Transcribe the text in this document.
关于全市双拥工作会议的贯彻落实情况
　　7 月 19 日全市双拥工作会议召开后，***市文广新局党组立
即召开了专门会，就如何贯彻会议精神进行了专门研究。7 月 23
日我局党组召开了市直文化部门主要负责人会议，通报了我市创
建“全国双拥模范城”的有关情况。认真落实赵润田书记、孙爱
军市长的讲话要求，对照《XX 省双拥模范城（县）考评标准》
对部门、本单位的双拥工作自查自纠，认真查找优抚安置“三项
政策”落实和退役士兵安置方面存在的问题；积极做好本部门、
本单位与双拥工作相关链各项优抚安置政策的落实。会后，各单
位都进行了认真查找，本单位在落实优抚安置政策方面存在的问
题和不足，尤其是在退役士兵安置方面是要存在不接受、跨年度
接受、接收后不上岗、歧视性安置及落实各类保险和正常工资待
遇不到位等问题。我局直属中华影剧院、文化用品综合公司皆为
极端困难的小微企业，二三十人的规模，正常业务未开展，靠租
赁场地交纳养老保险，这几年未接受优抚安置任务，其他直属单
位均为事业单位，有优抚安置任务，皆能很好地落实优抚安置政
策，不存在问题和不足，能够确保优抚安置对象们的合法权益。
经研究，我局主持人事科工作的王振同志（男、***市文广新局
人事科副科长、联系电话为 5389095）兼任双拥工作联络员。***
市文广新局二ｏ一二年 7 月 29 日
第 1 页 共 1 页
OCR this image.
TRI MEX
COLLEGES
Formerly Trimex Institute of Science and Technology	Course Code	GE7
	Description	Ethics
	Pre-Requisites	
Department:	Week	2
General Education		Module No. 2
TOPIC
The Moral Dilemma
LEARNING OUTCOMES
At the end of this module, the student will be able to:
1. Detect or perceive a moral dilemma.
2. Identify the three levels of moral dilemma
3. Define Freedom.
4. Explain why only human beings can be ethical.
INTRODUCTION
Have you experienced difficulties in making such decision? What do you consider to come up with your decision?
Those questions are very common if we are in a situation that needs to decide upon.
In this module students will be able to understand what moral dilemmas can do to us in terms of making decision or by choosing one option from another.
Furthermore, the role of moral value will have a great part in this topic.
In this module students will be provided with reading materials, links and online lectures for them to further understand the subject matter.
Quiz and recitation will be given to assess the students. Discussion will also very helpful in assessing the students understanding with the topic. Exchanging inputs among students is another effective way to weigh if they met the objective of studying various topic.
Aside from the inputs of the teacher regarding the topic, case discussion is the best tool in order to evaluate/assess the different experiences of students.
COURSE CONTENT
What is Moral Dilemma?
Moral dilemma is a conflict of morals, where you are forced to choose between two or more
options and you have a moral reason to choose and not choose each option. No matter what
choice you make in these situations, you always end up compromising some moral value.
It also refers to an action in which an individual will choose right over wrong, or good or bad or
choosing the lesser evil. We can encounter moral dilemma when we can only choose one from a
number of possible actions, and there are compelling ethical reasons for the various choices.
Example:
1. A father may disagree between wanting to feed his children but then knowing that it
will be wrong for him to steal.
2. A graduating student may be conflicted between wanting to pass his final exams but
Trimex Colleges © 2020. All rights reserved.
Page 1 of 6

━━━━━━━━━━

Make an exact copy of all the data.

◆ RESULT OF THIS TASK
Transcribe the text in this document.
关于全市双拥工作会议的贯彻落实情况
　　7 月 19 日全市双拥工作会议召开后，***市文广新局党组立
即召开了专门会，就如何贯彻会议精神进行了专门研究。7 月 23
日我局党组召开了市直文化部门主要负责人会议，通报了我市创
建“全国双拥模范城”的有关情况。认真落实赵润田书记、孙爱
军市长的讲话要求，对照《XX 省双拥模范城（县）考评标准》
对部门、本单位的双拥工作自查自纠，认真查找优抚安置“三项
政策”落实和退役士兵安置方面存在的问题；积极做好本部门、
本单位与双拥工作相关链各项优抚安置政策的落实。会后，各单
位都进行了认真查找，本单位在落实优抚安置政策方面存在的问
题和不足，尤其是在退役士兵安置方面是要存在不接受、跨年度
接受、接收后不上岗、歧视性安置及落实各类保险和正常工资待
遇不到位等问题。我局直属中华影剧院、文化用品综合公司皆为
极端困难的小微企业，二三十人的规模，正常业务未开展，靠租
赁场地交纳养老保险，这几年未接受优抚安置任务，其他直属单
位均为事业单位，有优抚安置任务，皆能很好地落实优抚安置政
策，不存在问题和不足，能够确保优抚安置对象们的合法权益。
经研究，我局主持人事科工作的王振同志（男、***市文广新局
人事科副科长、联系电话为 5389095）兼任双拥工作联络员。***
市文广新局二ｏ一二年 7 月 29 日
第 1 页 共 1 页
OCR this image.
TRI MEX
COLLEGES
Formerly Trimex Institute of Science and Technology	Course Code	GE7
	Description	Ethics
	Pre-Requisites	
Department:	Week	2
General Education		Module No. 2
TOPIC
The Moral Dilemma
LEARNING OUTCOMES
At the end of this module, the student will be able to:
1. Detect or perceive a moral dilemma.
2. Identify the three levels of moral dilemma
3. Define Freedom.
4. Explain why only human beings can be ethical.
INTRODUCTION
Have you experienced difficulties in making such decision? What do you consider to come up with your decision?
Those questions are very common if we are in a situation that needs to decide upon.
In this module students will be able to understand what moral dilemmas can do to us in terms of making decision or by choosing one option from another.
Furthermore, the role of moral value will have a great part in this topic.
In this module students will be provided with reading materials, links and online lectures for them to further understand the subject matter.
Quiz and recitation will be given to assess the students. Discussion will also very helpful in assessing the students understanding with the topic. Exchanging inputs among students is another effective way to weigh if they met the objective of studying various topic.
Aside from the inputs of the teacher regarding the topic, case discussion is the best tool in order to evaluate/assess the different experiences of students.
COURSE CONTENT
What is Moral Dilemma?
Moral dilemma is a conflict of morals, where you are forced to choose between two or more
options and you have a moral reason to choose and not choose each option. No matter what
choice you make in these situations, you always end up compromising some moral value.
It also refers to an action in which an individual will choose right over wrong, or good or bad or
choosing the lesser evil. We can encounter moral dilemma when we can only choose one from a
number of possible actions, and there are compelling ethical reasons for the various choices.
Example:
1. A father may disagree between wanting to feed his children but then knowing that it
will be wrong for him to steal.
2. A graduating student may be conflicted between wanting to pass his final exams but
Trimex Colleges © 2020. All rights reserved.
Page 1 of 6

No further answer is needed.